- **PROBLEM REQUIREMENTS**: Without omitting anything, retype the data that follows.
::: INPUT ROWS :::
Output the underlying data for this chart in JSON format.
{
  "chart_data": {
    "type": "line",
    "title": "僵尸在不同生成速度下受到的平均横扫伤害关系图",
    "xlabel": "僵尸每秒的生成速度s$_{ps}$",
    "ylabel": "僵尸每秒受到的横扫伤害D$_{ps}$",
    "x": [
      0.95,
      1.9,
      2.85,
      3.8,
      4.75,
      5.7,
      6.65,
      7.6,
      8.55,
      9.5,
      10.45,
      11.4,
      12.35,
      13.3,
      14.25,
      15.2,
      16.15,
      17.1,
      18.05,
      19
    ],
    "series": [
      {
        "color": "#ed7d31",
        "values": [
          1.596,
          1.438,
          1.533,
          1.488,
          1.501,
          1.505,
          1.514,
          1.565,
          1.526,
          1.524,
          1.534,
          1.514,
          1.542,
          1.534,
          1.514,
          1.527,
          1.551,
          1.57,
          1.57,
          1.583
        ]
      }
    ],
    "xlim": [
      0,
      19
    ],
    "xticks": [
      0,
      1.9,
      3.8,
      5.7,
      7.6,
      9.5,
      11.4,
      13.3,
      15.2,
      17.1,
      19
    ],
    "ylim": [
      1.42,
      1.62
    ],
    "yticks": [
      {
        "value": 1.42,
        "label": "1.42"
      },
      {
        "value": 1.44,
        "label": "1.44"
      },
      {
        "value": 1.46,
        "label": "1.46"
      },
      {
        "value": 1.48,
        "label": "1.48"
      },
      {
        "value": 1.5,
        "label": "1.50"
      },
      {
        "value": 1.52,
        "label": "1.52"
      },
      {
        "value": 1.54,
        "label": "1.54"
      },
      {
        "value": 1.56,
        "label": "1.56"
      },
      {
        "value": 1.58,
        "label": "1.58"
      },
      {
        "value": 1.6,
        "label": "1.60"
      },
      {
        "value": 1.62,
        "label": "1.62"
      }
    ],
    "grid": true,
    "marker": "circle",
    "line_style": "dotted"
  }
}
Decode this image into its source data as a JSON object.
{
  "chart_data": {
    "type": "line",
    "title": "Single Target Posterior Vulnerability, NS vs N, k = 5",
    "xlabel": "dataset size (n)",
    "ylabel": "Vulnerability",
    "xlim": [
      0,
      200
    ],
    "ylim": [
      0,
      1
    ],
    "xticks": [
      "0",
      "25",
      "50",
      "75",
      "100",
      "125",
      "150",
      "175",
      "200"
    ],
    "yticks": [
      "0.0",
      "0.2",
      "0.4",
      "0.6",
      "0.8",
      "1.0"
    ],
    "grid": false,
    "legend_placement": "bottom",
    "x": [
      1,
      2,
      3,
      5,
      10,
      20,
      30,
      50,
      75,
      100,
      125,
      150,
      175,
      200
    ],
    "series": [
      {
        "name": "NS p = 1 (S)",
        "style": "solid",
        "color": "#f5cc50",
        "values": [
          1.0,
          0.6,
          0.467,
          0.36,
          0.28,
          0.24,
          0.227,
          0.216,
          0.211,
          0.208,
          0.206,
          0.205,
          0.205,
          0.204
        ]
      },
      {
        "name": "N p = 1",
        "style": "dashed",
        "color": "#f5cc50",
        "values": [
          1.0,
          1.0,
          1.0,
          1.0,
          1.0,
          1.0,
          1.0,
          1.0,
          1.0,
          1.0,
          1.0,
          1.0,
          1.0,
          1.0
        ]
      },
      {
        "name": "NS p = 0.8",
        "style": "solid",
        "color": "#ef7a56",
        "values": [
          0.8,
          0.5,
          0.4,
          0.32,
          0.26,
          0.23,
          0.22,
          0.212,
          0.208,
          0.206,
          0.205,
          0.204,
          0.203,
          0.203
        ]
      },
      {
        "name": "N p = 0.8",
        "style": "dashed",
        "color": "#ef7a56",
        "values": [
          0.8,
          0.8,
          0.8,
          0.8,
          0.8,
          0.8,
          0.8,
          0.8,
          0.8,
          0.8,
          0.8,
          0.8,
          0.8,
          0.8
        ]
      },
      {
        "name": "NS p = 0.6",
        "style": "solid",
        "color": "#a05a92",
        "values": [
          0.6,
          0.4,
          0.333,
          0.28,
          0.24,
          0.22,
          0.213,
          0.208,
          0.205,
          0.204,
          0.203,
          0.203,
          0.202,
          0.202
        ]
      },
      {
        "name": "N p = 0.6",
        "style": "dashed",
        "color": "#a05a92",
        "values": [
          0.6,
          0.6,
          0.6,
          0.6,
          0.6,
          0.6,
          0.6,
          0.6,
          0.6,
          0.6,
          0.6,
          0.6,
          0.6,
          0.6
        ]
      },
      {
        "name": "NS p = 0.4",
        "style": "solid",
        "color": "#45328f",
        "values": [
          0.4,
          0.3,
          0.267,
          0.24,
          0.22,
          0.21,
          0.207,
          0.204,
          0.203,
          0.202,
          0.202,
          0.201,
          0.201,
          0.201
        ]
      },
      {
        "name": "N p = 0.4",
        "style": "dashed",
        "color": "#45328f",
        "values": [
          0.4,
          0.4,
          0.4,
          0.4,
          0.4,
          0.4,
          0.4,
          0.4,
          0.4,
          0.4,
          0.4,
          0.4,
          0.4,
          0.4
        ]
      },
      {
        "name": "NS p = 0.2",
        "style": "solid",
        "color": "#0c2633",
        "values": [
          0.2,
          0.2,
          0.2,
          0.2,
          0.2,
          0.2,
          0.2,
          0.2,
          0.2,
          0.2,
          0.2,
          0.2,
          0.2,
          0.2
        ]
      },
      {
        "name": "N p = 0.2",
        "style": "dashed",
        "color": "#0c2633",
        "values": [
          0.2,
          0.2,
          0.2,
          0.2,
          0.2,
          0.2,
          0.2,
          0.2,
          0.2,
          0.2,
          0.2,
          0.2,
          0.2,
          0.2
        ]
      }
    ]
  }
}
:::
- **OUTPUT FOR THIS EXERCISE**:
Output the underlying data for this chart in JSON format.
{
  "chart_data": {
    "type": "line",
    "title": "僵尸在不同生成速度下受到的平均横扫伤害关系图",
    "xlabel": "僵尸每秒的生成速度s$_{ps}$",
    "ylabel": "僵尸每秒受到的横扫伤害D$_{ps}$",
    "x": [
      0.95,
      1.9,
      2.85,
      3.8,
      4.75,
      5.7,
      6.65,
      7.6,
      8.55,
      9.5,
      10.45,
      11.4,
      12.35,
      13.3,
      14.25,
      15.2,
      16.15,
      17.1,
      18.05,
      19
    ],
    "series": [
      {
        "color": "#ed7d31",
        "values": [
          1.596,
          1.438,
          1.533,
          1.488,
          1.501,
          1.505,
          1.514,
          1.565,
          1.526,
          1.524,
          1.534,
          1.514,
          1.542,
          1.534,
          1.514,
          1.527,
          1.551,
          1.57,
          1.57,
          1.583
        ]
      }
    ],
    "xlim": [
      0,
      19
    ],
    "xticks": [
      0,
      1.9,
      3.8,
      5.7,
      7.6,
      9.5,
      11.4,
      13.3,
      15.2,
      17.1,
      19
    ],
    "ylim": [
      1.42,
      1.62
    ],
    "yticks": [
      {
        "value": 1.42,
        "label": "1.42"
      },
      {
        "value": 1.44,
        "label": "1.44"
      },
      {
        "value": 1.46,
        "label": "1.46"
      },
      {
        "value": 1.48,
        "label": "1.48"
      },
      {
        "value": 1.5,
        "label": "1.50"
      },
      {
        "value": 1.52,
        "label": "1.52"
      },
      {
        "value": 1.54,
        "label": "1.54"
      },
      {
        "value": 1.56,
        "label": "1.56"
      },
      {
        "value": 1.58,
        "label": "1.58"
      },
      {
        "value": 1.6,
        "label": "1.60"
      },
      {
        "value": 1.62,
        "label": "1.62"
      }
    ],
    "grid": true,
    "marker": "circle",
    "line_style": "dotted"
  }
}
Decode this image into its source data as a JSON object.
{
  "chart_data": {
    "type": "line",
    "title": "Single Target Posterior Vulnerability, NS vs N, k = 5",
    "xlabel": "dataset size (n)",
    "ylabel": "Vulnerability",
    "xlim": [
      0,
      200
    ],
    "ylim": [
      0,
      1
    ],
    "xticks": [
      "0",
      "25",
      "50",
      "75",
      "100",
      "125",
      "150",
      "175",
      "200"
    ],
    "yticks": [
      "0.0",
      "0.2",
      "0.4",
      "0.6",
      "0.8",
      "1.0"
    ],
    "grid": false,
    "legend_placement": "bottom",
    "x": [
      1,
      2,
      3,
      5,
      10,
      20,
      30,
      50,
      75,
      100,
      125,
      150,
      175,
      200
    ],
    "series": [
      {
        "name": "NS p = 1 (S)",
        "style": "solid",
        "color": "#f5cc50",
        "values": [
          1.0,
          0.6,
          0.467,
          0.36,
          0.28,
          0.24,
          0.227,
          0.216,
          0.211,
          0.208,
          0.206,
          0.205,
          0.205,
          0.204
        ]
      },
      {
        "name": "N p = 1",
        "style": "dashed",
        "color": "#f5cc50",
        "values": [
          1.0,
          1.0,
          1.0,
          1.0,
          1.0,
          1.0,
          1.0,
          1.0,
          1.0,
          1.0,
          1.0,
          1.0,
          1.0,
          1.0
        ]
      },
      {
        "name": "NS p = 0.8",
        "style": "solid",
        "color": "#ef7a56",
        "values": [
          0.8,
          0.5,
          0.4,
          0.32,
          0.26,
          0.23,
          0.22,
          0.212,
          0.208,
          0.206,
          0.205,
          0.204,
          0.203,
          0.203
        ]
      },
      {
        "name": "N p = 0.8",
        "style": "dashed",
        "color": "#ef7a56",
        "values": [
          0.8,
          0.8,
          0.8,
          0.8,
          0.8,
          0.8,
          0.8,
          0.8,
          0.8,
          0.8,
          0.8,
          0.8,
          0.8,
          0.8
        ]
      },
      {
        "name": "NS p = 0.6",
        "style": "solid",
        "color": "#a05a92",
        "values": [
          0.6,
          0.4,
          0.333,
          0.28,
          0.24,
          0.22,
          0.213,
          0.208,
          0.205,
          0.204,
          0.203,
          0.203,
          0.202,
          0.202
        ]
      },
      {
        "name": "N p = 0.6",
        "style": "dashed",
        "color": "#a05a92",
        "values": [
          0.6,
          0.6,
          0.6,
          0.6,
          0.6,
          0.6,
          0.6,
          0.6,
          0.6,
          0.6,
          0.6,
          0.6,
          0.6,
          0.6
        ]
      },
      {
        "name": "NS p = 0.4",
        "style": "solid",
        "color": "#45328f",
        "values": [
          0.4,
          0.3,
          0.267,
          0.24,
          0.22,
          0.21,
          0.207,
          0.204,
          0.203,
          0.202,
          0.202,
          0.201,
          0.201,
          0.201
        ]
      },
      {
        "name": "N p = 0.4",
        "style": "dashed",
        "color": "#45328f",
        "values": [
          0.4,
          0.4,
          0.4,
          0.4,
          0.4,
          0.4,
          0.4,
          0.4,
          0.4,
          0.4,
          0.4,
          0.4,
          0.4,
          0.4
        ]
      },
      {
        "name": "NS p = 0.2",
        "style": "solid",
        "color": "#0c2633",
        "values": [
          0.2,
          0.2,
          0.2,
          0.2,
          0.2,
          0.2,
          0.2,
          0.2,
          0.2,
          0.2,
          0.2,
          0.2,
          0.2,
          0.2
        ]
      },
      {
        "name": "N p = 0.2",
        "style": "dashed",
        "color": "#0c2633",
        "values": [
          0.2,
          0.2,
          0.2,
          0.2,
          0.2,
          0.2,
          0.2,
          0.2,
          0.2,
          0.2,
          0.2,
          0.2,
          0.2,
          0.2
        ]
      }
    ]
  }
}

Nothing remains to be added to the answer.